## BEGIN

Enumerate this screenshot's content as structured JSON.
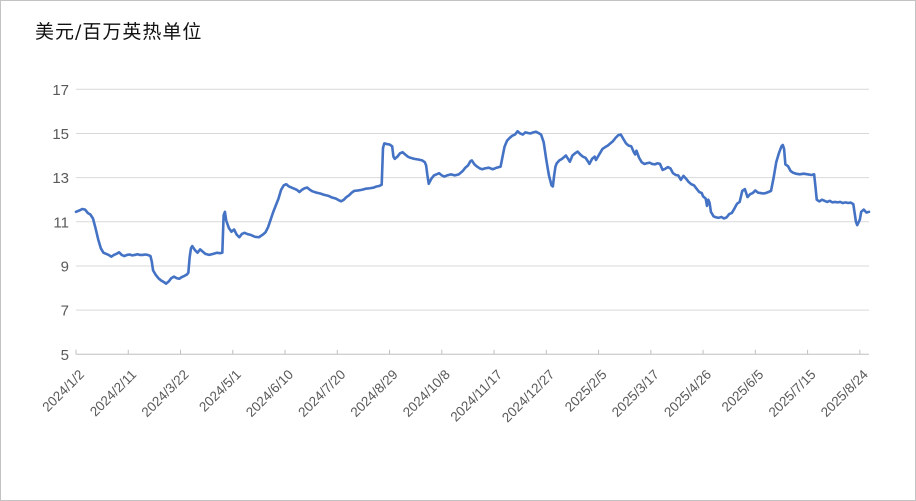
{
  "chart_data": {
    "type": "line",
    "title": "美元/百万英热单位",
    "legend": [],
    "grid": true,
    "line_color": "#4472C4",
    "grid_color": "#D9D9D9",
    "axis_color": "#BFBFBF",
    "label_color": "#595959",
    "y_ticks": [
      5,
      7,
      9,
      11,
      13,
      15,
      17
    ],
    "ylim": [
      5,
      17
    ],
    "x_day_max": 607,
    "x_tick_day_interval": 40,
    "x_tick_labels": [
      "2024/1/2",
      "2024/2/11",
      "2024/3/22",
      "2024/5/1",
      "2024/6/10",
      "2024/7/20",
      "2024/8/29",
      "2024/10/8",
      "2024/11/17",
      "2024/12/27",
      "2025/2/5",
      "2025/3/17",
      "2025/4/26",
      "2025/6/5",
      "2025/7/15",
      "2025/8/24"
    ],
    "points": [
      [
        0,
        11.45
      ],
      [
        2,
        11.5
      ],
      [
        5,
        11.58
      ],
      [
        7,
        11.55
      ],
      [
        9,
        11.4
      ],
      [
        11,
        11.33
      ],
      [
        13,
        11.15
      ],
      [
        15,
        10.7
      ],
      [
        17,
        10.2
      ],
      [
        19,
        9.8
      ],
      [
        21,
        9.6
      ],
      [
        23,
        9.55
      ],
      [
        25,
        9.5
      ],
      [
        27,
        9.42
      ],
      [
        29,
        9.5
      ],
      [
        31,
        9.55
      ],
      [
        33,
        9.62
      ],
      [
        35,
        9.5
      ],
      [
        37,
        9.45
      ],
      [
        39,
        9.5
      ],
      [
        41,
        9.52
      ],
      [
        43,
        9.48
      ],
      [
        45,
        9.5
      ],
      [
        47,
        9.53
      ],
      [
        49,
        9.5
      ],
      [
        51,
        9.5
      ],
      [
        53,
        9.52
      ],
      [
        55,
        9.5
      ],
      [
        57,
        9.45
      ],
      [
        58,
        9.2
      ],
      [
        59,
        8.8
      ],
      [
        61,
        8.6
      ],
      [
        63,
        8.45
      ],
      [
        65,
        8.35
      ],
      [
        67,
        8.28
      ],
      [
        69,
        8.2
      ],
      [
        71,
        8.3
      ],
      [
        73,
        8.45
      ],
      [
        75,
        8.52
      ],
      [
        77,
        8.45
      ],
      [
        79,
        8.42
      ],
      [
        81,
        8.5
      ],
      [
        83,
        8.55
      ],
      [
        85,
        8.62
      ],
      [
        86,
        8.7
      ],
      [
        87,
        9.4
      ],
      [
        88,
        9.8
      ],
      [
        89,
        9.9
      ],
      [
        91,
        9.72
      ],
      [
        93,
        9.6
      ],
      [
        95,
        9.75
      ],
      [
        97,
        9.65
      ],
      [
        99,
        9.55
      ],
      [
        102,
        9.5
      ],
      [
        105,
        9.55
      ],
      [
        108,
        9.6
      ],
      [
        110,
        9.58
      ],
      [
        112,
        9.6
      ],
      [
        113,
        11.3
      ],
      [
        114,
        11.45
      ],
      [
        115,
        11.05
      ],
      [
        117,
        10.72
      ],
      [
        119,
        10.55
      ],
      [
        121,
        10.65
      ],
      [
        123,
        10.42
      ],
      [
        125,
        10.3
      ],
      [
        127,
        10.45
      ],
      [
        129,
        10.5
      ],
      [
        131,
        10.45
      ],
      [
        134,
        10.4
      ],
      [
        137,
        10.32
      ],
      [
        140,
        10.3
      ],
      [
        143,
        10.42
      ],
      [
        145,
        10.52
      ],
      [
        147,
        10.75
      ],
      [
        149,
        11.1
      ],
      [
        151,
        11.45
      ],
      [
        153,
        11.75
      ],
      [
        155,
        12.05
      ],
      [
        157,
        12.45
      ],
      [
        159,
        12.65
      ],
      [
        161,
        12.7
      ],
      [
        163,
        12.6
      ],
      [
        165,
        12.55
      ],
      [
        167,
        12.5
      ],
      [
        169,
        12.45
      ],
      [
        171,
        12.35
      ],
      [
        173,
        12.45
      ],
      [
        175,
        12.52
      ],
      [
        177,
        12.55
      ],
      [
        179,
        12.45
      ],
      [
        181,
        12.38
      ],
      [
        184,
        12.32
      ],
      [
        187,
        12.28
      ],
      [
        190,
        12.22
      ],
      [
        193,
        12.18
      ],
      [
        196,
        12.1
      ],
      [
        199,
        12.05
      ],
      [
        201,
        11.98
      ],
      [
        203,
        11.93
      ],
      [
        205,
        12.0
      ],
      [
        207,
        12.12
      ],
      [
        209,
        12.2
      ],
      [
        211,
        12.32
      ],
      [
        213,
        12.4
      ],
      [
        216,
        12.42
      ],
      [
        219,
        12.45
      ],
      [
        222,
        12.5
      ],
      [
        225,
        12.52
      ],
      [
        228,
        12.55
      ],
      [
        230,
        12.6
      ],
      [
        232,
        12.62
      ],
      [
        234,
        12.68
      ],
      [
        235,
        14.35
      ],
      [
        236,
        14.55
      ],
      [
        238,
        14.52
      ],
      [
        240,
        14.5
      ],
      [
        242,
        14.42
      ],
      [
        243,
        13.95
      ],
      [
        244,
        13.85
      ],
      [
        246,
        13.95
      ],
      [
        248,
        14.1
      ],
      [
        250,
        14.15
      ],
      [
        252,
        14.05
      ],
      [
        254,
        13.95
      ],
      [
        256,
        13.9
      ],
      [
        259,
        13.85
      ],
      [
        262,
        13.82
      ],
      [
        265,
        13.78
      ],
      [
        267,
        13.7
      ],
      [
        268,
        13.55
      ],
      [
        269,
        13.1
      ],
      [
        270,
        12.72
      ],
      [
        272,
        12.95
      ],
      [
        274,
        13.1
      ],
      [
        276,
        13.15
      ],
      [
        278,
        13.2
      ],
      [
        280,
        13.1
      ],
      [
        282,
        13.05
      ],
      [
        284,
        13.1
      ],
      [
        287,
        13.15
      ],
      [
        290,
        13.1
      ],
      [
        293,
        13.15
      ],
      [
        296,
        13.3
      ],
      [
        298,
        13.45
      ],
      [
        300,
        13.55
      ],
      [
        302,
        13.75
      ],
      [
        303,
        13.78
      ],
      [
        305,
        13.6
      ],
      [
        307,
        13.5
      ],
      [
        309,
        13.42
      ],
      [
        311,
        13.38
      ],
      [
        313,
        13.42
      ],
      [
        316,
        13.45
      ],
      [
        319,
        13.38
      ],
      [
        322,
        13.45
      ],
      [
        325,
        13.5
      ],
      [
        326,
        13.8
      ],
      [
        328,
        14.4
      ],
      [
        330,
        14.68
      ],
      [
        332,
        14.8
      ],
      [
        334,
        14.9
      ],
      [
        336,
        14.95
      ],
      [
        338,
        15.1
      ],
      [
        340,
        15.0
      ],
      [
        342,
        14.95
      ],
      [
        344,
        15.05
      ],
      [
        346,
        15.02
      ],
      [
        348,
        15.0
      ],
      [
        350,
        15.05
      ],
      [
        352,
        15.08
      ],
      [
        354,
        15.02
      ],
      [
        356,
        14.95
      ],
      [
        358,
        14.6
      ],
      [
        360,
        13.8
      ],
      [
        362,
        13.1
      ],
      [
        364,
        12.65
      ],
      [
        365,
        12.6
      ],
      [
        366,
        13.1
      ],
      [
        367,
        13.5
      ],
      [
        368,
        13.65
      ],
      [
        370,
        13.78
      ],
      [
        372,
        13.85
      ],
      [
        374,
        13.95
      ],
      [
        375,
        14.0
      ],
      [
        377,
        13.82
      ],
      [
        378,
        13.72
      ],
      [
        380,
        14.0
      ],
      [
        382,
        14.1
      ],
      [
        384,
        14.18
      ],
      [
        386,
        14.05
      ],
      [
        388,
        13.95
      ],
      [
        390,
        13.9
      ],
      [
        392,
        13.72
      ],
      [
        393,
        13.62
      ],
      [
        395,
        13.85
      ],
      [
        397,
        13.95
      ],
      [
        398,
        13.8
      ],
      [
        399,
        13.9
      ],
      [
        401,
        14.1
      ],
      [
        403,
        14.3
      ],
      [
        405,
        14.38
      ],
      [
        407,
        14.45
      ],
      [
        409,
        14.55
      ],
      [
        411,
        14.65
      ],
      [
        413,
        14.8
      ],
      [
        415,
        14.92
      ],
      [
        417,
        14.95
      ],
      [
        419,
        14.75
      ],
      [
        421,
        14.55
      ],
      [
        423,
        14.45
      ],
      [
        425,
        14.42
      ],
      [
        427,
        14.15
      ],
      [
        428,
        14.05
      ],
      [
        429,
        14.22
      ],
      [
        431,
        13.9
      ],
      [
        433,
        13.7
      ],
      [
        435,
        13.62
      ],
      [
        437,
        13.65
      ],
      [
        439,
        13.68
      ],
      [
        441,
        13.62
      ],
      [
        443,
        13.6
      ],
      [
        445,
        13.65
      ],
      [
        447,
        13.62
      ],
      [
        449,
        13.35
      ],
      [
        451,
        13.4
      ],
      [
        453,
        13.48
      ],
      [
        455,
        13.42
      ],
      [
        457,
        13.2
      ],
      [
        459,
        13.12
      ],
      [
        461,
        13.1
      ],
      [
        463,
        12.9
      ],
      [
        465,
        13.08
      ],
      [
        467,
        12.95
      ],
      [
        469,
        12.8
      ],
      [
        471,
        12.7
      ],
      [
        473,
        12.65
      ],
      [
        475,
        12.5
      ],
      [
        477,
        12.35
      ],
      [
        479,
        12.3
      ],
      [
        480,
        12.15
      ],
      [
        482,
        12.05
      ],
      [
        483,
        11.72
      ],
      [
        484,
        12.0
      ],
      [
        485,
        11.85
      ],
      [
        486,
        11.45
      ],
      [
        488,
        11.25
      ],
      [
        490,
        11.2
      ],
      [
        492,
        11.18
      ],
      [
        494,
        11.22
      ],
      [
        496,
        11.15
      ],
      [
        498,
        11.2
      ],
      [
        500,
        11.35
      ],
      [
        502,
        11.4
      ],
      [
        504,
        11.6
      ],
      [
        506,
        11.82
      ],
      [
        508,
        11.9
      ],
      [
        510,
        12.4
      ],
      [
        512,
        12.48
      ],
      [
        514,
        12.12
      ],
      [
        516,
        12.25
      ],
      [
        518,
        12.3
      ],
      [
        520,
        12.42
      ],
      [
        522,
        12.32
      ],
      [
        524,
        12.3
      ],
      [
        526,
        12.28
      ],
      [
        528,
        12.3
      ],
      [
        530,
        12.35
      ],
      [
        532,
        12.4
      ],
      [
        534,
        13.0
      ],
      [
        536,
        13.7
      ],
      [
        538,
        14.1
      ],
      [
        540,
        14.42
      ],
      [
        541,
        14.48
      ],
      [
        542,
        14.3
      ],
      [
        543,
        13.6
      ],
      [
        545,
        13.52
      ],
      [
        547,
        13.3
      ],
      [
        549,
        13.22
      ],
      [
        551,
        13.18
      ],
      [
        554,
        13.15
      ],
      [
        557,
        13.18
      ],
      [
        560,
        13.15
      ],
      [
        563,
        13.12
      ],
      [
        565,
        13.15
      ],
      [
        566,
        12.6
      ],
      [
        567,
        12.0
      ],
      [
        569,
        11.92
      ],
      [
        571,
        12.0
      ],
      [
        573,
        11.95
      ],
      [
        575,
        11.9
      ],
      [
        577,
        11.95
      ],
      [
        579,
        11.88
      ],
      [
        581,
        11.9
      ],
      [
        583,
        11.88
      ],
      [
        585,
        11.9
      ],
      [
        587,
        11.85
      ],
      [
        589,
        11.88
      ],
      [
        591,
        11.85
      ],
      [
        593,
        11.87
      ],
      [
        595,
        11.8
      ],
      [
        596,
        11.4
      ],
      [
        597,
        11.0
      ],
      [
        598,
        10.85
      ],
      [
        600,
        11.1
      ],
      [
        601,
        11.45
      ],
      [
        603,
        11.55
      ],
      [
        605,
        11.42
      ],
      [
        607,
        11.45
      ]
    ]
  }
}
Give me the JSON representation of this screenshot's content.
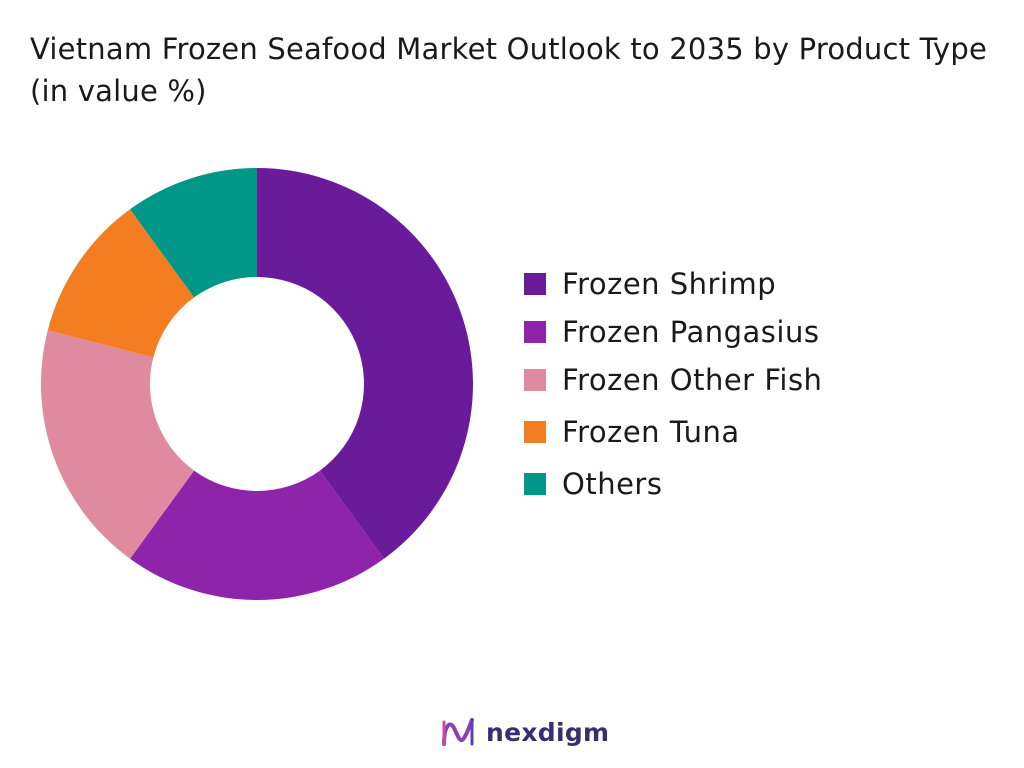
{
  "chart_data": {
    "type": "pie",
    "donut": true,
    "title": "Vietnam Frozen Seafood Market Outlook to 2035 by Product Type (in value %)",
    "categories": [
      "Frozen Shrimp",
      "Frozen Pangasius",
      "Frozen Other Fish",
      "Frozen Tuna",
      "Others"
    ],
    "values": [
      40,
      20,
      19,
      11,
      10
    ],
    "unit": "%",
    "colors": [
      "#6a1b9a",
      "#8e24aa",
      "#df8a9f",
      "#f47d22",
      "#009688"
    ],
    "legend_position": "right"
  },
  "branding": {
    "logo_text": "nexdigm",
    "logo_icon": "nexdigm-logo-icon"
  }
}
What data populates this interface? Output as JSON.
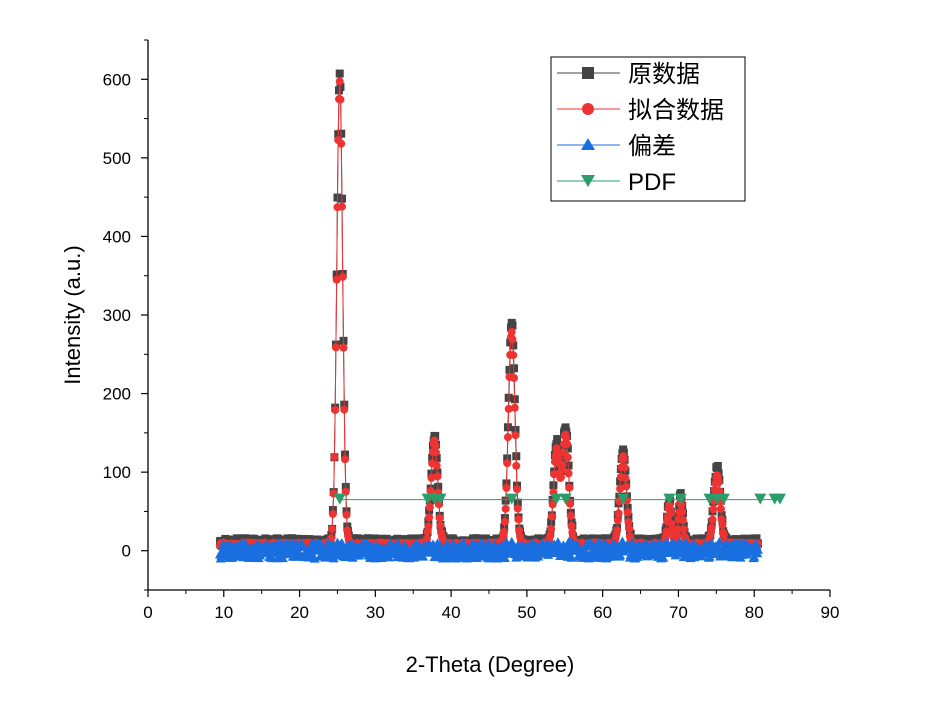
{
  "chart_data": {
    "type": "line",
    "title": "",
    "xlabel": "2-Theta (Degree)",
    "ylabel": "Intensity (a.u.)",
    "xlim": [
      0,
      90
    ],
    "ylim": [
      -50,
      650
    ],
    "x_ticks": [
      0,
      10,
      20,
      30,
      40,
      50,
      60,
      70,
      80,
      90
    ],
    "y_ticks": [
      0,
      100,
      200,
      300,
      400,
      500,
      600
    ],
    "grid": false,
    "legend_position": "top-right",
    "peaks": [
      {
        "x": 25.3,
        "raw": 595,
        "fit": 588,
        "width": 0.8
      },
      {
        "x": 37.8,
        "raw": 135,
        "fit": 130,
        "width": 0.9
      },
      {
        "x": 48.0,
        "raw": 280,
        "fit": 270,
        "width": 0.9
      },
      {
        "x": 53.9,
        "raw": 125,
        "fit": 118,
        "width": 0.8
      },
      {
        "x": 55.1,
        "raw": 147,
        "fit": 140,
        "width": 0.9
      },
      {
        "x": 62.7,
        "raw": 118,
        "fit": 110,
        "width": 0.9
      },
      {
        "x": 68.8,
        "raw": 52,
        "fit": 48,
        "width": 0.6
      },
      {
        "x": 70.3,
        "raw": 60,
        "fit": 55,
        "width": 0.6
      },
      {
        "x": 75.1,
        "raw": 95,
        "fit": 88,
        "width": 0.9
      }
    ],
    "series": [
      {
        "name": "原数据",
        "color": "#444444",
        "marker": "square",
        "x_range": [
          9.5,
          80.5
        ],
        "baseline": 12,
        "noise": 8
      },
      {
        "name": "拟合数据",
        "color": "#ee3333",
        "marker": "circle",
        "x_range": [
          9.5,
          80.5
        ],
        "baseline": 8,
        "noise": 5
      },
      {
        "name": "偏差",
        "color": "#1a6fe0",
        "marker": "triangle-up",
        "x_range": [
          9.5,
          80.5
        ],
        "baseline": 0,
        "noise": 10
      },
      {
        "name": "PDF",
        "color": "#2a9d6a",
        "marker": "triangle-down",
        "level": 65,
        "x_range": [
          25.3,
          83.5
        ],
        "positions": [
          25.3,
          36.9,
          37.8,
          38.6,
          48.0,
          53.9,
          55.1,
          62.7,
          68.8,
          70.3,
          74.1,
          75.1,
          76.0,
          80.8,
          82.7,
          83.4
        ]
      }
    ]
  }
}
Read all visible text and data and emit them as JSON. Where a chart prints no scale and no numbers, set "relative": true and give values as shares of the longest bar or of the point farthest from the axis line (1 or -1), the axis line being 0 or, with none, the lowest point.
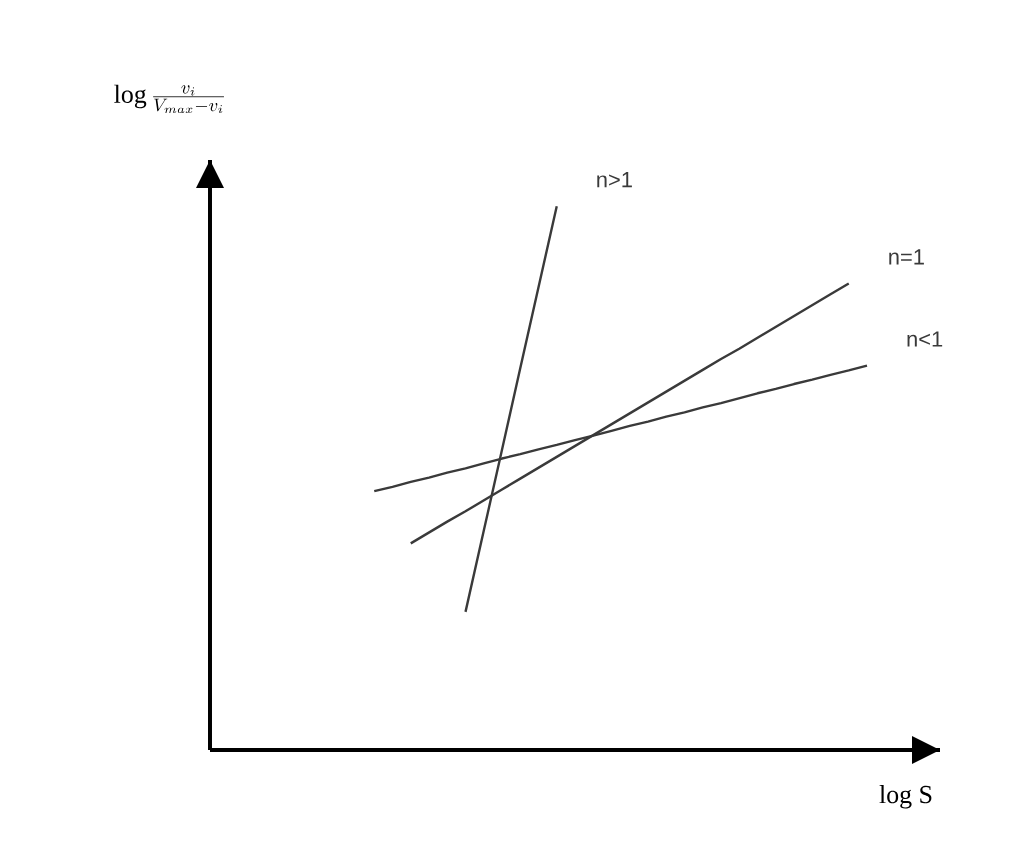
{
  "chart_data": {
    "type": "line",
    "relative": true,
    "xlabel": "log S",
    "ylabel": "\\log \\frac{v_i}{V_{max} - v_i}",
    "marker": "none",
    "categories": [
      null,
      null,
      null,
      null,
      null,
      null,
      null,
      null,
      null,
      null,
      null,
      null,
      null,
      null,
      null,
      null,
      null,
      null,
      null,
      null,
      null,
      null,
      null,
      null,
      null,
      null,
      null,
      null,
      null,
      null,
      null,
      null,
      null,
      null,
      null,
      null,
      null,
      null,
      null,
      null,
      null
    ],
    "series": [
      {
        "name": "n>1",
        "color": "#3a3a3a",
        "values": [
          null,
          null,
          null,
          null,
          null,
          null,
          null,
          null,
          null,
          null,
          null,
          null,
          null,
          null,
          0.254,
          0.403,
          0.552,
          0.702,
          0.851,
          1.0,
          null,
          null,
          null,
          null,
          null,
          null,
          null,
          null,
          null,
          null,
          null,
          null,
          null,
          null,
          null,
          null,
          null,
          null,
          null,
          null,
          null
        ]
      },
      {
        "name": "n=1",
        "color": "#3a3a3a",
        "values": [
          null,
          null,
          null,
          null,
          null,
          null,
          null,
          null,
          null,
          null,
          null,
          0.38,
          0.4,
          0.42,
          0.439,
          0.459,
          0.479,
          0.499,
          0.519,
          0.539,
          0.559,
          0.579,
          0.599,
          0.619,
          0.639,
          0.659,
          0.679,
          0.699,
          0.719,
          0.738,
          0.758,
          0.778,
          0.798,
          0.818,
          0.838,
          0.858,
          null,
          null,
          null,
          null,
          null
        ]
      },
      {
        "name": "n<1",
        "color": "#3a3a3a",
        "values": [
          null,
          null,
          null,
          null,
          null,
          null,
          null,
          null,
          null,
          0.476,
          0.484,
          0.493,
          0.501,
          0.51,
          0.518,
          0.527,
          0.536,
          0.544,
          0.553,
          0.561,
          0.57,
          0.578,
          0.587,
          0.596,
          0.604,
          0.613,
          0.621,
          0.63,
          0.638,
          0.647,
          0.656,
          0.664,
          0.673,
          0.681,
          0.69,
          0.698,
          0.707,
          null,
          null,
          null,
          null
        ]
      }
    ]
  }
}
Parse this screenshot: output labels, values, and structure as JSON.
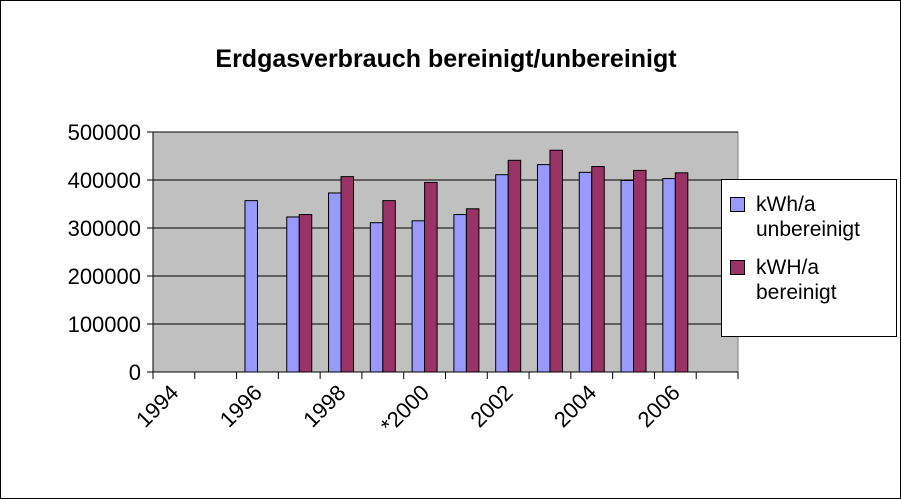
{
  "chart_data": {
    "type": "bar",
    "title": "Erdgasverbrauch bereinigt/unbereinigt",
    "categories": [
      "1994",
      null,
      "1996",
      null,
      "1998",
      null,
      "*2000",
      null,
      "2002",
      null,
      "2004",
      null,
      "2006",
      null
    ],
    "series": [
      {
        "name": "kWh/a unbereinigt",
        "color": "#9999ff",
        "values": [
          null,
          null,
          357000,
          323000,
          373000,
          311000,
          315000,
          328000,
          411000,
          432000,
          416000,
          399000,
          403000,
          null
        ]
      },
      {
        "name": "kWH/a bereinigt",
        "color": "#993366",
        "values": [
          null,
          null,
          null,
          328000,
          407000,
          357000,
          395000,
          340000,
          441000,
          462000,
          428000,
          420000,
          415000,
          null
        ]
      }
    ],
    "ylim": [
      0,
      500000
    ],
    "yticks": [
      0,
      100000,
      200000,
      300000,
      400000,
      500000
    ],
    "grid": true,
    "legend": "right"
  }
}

## END

# [Aim]
Copy out each line of the records where the string "true" appears.

# [Solution]
    "grid": true,
    "donut": true,
Read all visible text and data and emit them as JSON. Where a chart prints no scale and no numbers, set "relative": true and give values as shares of the longest bar or of the point farthest from the axis line (1 or -1), the axis line being 0 or, with none, the lowest point.
    "relative": true,
    "grid": true,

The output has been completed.